• Figure collection entries
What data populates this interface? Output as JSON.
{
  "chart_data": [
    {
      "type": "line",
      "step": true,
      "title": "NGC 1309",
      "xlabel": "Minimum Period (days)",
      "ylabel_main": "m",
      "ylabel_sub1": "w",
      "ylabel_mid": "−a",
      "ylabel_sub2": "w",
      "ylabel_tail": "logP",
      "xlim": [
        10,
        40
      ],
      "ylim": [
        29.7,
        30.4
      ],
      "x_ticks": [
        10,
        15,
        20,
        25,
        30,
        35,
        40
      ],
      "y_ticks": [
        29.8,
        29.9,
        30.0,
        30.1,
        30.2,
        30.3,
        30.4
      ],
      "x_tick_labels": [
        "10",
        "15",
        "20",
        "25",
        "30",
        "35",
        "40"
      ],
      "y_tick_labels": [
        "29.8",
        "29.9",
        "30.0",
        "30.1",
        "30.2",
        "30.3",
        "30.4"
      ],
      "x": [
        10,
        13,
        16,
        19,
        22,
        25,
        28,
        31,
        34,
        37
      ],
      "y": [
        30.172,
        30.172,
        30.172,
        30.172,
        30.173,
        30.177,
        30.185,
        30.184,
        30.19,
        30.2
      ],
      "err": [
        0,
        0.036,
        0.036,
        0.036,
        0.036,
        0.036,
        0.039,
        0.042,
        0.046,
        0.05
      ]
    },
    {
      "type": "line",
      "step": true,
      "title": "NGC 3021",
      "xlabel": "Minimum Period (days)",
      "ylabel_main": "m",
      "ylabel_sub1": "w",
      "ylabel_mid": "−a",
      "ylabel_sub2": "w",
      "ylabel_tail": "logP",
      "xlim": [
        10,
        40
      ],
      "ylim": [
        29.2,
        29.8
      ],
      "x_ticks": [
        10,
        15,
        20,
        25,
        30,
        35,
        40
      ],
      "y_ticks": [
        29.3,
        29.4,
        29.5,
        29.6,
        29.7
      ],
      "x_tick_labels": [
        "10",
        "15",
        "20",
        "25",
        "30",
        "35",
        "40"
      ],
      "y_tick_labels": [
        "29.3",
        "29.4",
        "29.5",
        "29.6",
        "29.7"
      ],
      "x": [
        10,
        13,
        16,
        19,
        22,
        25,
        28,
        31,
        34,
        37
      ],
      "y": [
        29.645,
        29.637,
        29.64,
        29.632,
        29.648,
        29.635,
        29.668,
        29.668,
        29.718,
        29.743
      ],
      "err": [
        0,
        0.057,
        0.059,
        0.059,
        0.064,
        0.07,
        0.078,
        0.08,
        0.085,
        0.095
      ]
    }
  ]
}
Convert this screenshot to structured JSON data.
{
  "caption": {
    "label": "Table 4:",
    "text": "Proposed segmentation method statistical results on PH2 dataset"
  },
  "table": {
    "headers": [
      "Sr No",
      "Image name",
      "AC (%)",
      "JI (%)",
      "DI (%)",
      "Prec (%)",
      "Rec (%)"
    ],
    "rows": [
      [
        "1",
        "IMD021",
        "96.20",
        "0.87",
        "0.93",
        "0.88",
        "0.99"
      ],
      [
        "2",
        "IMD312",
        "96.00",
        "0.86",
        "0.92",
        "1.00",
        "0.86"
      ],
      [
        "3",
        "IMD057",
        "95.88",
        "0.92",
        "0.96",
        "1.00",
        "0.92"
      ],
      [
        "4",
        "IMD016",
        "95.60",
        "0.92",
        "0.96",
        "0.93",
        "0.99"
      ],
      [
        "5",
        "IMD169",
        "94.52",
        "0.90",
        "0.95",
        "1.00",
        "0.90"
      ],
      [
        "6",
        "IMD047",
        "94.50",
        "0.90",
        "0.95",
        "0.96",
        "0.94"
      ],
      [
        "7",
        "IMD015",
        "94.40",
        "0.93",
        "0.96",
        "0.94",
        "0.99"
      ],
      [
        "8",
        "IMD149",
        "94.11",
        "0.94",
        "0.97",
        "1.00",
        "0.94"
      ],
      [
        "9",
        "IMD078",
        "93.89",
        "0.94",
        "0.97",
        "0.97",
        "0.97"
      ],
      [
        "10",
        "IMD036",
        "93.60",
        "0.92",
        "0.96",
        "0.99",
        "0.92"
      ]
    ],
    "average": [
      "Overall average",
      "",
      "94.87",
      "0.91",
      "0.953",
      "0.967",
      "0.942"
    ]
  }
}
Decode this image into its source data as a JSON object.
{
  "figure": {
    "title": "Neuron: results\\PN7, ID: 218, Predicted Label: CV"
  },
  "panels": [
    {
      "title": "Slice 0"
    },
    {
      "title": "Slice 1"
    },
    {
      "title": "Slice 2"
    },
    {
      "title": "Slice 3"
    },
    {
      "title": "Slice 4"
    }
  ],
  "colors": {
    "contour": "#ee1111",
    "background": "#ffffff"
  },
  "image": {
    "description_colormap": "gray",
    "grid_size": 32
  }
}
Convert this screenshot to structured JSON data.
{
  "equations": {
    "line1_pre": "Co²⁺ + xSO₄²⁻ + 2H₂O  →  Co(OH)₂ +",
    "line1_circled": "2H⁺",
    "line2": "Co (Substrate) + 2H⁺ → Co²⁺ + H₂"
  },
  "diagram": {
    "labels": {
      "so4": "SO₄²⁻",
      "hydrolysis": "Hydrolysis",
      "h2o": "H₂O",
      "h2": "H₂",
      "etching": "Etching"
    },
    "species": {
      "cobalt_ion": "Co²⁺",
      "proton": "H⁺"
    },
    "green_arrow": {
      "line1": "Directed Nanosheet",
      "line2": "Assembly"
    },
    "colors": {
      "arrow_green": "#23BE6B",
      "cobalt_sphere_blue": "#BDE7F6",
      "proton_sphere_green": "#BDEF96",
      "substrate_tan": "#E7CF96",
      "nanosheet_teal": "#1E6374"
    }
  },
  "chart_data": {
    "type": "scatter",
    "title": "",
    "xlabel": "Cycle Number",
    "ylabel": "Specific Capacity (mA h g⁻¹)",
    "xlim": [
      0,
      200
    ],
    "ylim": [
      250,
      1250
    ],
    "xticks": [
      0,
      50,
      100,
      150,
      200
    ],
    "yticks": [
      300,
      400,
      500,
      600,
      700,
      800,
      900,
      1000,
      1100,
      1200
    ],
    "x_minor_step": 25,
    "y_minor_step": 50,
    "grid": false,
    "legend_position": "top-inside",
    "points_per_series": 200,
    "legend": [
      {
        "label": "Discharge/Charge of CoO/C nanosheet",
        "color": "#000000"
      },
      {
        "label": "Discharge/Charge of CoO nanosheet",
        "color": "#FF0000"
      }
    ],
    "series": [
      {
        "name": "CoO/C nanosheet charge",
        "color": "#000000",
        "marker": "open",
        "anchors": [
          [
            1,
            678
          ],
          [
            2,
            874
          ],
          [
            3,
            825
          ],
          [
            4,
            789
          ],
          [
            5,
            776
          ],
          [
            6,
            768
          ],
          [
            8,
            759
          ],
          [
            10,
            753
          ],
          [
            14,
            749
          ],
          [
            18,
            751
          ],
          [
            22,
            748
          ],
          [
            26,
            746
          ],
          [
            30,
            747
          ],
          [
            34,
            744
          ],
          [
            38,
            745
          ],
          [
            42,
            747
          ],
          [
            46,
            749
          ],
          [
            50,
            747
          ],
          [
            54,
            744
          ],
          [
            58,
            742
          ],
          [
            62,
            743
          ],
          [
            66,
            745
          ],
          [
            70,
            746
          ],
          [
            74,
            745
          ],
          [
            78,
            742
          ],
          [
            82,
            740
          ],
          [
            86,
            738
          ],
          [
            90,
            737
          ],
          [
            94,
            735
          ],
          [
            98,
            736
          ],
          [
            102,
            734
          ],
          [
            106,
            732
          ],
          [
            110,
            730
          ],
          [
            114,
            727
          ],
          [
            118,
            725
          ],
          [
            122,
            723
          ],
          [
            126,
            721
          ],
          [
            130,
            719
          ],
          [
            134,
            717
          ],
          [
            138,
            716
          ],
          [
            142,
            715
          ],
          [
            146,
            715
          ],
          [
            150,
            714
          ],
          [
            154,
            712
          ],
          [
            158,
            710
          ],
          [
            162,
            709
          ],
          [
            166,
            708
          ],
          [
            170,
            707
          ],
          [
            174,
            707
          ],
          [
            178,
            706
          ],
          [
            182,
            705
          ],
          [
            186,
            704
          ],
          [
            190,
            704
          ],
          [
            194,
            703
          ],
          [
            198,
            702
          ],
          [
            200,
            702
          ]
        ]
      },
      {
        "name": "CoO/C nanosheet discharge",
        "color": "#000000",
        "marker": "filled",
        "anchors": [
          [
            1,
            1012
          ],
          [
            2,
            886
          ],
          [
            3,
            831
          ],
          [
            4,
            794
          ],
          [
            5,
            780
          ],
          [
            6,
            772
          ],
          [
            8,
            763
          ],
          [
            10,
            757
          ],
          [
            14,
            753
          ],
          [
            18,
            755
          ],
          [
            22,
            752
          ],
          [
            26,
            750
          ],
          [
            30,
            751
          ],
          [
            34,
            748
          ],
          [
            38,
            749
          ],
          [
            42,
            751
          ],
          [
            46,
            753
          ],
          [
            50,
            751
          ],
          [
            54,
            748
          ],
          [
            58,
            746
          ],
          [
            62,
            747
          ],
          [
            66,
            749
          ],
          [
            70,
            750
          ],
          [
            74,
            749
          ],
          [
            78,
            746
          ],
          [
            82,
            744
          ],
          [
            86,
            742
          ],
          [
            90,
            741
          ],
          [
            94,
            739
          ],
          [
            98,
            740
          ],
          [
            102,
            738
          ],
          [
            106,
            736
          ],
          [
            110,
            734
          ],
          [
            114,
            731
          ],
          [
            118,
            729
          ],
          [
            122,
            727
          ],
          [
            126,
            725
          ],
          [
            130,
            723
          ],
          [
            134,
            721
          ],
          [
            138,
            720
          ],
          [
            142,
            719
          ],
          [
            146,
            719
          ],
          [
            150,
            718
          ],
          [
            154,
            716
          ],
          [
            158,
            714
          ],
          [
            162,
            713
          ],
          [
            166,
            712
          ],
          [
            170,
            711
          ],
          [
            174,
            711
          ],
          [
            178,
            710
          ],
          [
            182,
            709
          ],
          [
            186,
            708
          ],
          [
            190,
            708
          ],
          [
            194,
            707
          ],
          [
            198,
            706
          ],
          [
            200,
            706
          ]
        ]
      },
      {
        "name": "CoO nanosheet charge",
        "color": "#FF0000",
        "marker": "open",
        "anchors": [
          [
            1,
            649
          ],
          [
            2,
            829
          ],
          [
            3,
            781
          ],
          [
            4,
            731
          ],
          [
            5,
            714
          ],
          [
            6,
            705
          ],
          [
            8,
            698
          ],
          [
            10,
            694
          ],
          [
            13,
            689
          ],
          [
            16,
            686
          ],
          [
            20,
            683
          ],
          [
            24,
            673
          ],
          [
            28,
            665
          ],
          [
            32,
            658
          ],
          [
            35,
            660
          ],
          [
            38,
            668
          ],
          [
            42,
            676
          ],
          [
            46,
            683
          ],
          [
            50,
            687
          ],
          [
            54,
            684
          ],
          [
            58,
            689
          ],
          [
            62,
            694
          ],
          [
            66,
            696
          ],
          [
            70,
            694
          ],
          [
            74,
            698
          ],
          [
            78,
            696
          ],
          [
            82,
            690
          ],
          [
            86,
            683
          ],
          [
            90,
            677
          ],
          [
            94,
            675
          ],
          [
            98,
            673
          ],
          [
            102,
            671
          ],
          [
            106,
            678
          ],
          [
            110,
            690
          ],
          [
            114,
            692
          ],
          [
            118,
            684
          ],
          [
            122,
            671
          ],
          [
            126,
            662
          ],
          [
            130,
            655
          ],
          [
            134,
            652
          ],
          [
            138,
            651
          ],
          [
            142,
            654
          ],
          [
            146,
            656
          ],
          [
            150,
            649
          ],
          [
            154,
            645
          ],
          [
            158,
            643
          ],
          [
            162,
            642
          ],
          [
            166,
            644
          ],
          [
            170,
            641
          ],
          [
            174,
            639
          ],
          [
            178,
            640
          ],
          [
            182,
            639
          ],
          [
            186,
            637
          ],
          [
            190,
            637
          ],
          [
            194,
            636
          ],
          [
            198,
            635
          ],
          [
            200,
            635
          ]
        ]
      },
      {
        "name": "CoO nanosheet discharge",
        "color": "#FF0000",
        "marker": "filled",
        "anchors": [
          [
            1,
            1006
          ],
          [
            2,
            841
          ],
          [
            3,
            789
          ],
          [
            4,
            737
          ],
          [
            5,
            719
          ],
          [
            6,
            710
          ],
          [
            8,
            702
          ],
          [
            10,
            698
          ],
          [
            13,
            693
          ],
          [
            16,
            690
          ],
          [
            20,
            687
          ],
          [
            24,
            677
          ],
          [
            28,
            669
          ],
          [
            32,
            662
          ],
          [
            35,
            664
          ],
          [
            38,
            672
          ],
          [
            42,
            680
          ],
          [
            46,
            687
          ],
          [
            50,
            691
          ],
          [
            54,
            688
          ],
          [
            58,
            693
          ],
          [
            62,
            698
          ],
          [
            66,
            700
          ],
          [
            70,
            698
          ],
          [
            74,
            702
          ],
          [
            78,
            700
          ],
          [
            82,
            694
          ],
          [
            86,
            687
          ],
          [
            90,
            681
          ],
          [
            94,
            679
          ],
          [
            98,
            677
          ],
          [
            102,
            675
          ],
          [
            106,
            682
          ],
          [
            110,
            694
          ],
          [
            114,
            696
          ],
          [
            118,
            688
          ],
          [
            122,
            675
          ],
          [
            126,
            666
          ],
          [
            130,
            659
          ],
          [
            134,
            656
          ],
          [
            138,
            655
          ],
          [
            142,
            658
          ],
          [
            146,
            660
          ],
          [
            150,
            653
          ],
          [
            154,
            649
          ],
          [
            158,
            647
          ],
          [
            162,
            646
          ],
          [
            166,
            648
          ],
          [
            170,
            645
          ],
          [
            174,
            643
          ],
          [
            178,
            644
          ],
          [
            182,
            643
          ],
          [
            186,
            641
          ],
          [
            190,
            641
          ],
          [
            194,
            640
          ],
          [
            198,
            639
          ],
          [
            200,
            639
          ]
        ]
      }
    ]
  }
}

• Task statement
From the records above, report the count of lines containing "JSON" and nothing more.

• The result
4